___ Material
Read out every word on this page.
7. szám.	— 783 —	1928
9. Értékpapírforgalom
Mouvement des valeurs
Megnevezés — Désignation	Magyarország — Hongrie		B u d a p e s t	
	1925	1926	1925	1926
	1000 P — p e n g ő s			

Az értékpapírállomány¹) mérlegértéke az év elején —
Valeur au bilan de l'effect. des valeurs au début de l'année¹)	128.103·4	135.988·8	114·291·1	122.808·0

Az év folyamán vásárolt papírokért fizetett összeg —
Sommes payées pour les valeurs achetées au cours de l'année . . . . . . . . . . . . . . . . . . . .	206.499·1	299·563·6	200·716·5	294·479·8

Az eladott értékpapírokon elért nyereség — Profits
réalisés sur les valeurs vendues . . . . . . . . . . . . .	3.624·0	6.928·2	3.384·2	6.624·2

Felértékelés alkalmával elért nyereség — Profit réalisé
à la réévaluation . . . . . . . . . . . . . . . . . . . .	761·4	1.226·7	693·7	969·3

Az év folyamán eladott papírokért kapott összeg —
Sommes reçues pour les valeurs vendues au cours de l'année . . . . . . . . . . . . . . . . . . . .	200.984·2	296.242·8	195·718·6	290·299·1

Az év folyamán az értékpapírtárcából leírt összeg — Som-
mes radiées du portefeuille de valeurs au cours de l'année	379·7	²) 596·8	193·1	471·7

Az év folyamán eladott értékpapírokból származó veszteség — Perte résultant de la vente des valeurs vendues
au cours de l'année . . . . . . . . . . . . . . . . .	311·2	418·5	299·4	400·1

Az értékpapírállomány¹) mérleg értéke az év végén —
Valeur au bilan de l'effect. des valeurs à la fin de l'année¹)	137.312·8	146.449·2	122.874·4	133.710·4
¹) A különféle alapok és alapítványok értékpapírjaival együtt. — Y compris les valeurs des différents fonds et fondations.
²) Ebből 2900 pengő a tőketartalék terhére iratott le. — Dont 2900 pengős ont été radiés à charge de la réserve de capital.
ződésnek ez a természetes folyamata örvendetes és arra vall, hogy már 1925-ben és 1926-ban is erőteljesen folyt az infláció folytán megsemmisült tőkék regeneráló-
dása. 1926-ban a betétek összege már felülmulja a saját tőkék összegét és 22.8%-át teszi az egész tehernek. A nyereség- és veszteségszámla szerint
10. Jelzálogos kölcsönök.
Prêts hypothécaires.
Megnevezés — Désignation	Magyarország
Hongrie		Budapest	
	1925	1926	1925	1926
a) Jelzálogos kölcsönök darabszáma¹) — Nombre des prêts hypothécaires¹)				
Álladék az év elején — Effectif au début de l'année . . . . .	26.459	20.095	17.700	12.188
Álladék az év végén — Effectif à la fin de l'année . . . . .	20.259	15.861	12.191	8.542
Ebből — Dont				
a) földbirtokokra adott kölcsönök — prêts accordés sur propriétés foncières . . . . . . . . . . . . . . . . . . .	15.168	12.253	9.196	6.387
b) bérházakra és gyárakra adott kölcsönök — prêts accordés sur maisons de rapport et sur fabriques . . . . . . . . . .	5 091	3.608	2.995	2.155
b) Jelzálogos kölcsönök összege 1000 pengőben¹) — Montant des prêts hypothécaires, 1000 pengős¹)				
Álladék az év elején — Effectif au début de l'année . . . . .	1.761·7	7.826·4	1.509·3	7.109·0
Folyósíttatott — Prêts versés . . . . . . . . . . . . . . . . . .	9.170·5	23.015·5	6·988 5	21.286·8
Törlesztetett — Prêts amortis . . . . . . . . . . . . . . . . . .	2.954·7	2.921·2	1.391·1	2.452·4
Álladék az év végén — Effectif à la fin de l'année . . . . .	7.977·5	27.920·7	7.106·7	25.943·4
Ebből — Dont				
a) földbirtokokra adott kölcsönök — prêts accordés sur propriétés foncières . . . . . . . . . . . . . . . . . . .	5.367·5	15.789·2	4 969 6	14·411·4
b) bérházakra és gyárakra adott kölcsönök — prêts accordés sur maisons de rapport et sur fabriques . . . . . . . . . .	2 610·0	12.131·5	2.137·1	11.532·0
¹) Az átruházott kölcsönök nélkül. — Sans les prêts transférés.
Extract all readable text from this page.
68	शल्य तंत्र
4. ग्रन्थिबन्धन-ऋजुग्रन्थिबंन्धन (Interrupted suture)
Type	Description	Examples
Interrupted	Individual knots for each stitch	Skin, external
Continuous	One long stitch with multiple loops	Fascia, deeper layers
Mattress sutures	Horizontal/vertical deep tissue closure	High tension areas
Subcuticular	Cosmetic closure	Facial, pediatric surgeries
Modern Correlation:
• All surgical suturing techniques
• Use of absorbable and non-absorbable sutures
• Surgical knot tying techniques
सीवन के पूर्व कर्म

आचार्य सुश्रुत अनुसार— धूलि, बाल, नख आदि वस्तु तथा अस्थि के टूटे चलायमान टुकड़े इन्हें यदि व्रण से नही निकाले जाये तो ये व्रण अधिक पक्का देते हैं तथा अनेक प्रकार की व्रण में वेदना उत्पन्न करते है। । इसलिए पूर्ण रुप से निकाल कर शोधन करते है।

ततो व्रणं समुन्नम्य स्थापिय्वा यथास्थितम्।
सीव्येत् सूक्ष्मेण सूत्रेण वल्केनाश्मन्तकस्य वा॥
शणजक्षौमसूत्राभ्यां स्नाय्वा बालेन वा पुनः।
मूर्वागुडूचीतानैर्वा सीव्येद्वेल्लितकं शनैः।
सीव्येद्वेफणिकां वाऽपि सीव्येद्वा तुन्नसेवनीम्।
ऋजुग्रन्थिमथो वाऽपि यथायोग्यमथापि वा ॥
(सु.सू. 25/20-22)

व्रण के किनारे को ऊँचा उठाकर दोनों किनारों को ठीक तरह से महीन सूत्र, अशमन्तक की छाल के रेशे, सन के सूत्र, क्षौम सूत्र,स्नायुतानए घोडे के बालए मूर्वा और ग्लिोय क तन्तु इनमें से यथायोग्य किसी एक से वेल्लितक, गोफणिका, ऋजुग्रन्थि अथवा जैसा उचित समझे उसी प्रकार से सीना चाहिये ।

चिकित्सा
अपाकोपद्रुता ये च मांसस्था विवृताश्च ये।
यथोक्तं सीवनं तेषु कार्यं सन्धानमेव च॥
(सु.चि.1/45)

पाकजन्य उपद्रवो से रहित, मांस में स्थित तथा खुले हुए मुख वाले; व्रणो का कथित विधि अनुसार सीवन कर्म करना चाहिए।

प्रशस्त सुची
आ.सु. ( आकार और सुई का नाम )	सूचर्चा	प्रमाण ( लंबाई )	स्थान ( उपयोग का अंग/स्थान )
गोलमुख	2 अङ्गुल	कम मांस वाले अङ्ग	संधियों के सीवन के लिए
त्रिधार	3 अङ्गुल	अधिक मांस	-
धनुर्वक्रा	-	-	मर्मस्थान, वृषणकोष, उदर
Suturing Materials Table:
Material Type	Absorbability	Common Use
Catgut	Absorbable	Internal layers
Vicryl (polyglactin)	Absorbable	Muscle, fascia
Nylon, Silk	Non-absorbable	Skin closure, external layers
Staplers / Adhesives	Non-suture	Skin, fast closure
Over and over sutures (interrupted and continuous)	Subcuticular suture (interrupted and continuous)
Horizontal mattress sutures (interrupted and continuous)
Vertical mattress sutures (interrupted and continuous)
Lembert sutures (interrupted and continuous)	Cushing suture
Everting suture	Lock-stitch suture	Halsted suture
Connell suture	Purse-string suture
______
Requirement:
How many lines of the listing include the string "Hongrie"? Answer with the number alone.

Task answer:
2